§ BLOQUE DE TEXTO:
● ● ● ● ● ● ●
Por: Armando González R. 9 septiembre, 2012

El precandidato presidencial Rodrigo Arias debe agradecer a Fernando Berrocal, su contrincante por la candidatura del Partido Liberación Nacional, la campaña publicitaria estrenada en días recientes. Si la tendencia de Berrocal no hubiera ideado los anuncios, la de Arias se los debió haber sugerido.

Los anuncios definen a Arias como el precandidato a derrotar. Es el hombre fuerte y es necesario “frenarlo ya”. El primero es el mensaje implícito y, el segundo, figura textualmente en uno de los anuncios. La lectura del mensaje subyacente por la dirigencia partidaria confirmará a los aristas el acierto de su decisión. Los indecisos y los inclinados a militar en otras tendencias reflexionarán sobre la virtud de buscar albergue en tiendas opuestas a las del virtual ganador.

Según el mensaje implícito, quien derrote a Arias no le inflingirá una derrota. Le robará la victoria. La campaña parte de la concesión de un terreno demasiado amplio al rival. Polariza la contienda a partir de la figura de Arias, pero carece de argumentos para construir el polo contrario. En los anuncios, don Rodrigo aparece solo y con ventaja. Frente a él se extiende el campo todavía difuso de la oposición.

Los anuncios sugieren a Berrocal como polo opuesto, capaz de hacer el milagro de “frenar” a Arias. Hay disonancia entre el mensaje y la realidad. En una contienda donde gravitan las figuras de Johnny Araya y, quizá, José María Figueres, el reto de Berrocal carece de credibilidad.
● ● ● ● ● ● ●
§ QUÉ HACER: Continúa el artículo sobre los anuncios de Berrocal contra Rodrigo Arias desde su última oración.

Entradas guardadas
● ● ● ● ● ● ●
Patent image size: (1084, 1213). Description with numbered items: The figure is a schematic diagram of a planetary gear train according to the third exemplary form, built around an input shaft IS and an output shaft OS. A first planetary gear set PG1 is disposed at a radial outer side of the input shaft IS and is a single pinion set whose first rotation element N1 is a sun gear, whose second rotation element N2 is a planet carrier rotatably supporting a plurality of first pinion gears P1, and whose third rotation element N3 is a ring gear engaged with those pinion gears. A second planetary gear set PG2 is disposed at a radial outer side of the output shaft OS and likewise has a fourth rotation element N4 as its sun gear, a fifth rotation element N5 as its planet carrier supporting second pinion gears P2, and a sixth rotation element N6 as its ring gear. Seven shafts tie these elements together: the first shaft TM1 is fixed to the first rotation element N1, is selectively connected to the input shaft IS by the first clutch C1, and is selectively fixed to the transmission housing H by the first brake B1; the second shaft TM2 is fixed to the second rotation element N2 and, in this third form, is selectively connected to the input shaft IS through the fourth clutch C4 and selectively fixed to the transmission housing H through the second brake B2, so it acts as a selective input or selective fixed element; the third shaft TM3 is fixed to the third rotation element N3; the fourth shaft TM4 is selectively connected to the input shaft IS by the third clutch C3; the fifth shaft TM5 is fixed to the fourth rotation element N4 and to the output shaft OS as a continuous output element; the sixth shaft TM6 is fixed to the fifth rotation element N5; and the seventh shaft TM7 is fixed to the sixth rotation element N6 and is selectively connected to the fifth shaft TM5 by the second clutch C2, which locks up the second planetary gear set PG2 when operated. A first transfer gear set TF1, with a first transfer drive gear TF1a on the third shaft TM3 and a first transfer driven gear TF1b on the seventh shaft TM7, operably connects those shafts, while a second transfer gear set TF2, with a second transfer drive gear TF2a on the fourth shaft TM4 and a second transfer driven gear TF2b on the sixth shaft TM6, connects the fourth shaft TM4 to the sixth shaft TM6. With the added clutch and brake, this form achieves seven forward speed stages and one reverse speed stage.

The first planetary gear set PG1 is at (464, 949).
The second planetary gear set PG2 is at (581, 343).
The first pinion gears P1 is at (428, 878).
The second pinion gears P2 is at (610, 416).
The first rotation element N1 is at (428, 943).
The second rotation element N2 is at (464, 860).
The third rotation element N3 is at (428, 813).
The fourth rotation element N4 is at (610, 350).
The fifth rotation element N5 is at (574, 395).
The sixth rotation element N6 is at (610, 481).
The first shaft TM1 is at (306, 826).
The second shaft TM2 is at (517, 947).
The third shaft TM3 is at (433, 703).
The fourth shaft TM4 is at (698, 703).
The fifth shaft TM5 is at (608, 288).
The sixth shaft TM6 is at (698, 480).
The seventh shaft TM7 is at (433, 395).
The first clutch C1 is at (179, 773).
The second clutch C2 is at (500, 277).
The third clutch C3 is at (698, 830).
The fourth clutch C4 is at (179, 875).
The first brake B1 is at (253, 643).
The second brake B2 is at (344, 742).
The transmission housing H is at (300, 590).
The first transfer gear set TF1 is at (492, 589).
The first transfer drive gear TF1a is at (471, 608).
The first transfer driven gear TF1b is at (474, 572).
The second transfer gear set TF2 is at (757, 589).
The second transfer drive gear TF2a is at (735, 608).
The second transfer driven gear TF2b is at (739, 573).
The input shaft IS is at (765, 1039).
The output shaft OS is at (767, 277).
● ● ● ● ● ● ●
§ RESULTADO:
Uno es alcalde de San José y mostró fuerza en la precampaña contra la presidenta Chinchilla. El otro es expresidente de la República y heredero de la robusta tradición política fundada por su padre. No será Berrocal quien “frene” a Arias, si alguien logra “frenarlo”.

Pero la campaña publicitaria tampoco sirve a los intereses de Araya, ni a los de Figueres si decidiera en noviembre poner su nombre en liza. A ninguno beneficia la imagen de un Arias triunfante, con unos tres meses de margen, de aquí a noviembre, para consolidarse.

Si los bandos liberacionistas terminan de definirse en noviembre, y la convención se celebra en abril, la aplicación del “freno” queda para los tres primeros meses del 2013, con buena parte de la dirigencia partidaria definida y Berrocal insistiendo en que don Rodrigo es el virtual candidato.

Los anuncios tienen un problema adicional. Se hacen notar, como los del “menos malo”. El ataque a Arias se funda en recursos visuales de naturaleza cuestionable. Un campesino y la clienta de una pulpería se tapan con las manos el trasero, como para evitar un contacto sexual indeseado. Llama la atención, pero no necesariamente en el sentido que Berrocal querría.